Gather, from the listing beneath this task, every line holding the string "Copper".

# Provided data
## begin
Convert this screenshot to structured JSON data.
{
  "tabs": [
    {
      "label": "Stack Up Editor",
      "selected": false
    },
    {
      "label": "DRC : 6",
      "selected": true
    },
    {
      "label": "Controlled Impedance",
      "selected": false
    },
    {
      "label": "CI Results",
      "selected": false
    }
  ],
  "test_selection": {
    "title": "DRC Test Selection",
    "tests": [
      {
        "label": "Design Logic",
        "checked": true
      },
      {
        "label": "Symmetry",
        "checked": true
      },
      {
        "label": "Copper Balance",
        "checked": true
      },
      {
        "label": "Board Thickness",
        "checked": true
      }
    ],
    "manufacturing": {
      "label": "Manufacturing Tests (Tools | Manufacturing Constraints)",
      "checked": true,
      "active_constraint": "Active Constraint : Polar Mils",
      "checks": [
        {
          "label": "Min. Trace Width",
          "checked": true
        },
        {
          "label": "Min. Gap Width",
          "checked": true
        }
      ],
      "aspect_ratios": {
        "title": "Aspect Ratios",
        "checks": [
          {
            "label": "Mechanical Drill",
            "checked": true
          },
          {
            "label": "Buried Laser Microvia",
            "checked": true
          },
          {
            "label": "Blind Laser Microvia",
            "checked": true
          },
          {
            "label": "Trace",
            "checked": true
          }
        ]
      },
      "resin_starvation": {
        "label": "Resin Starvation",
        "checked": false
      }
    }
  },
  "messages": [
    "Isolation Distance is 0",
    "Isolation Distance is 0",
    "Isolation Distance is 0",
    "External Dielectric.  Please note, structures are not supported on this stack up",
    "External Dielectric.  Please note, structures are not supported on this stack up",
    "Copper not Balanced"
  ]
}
## end
# Solution for this task
        "label": "Copper Balance",
    "Copper not Balanced"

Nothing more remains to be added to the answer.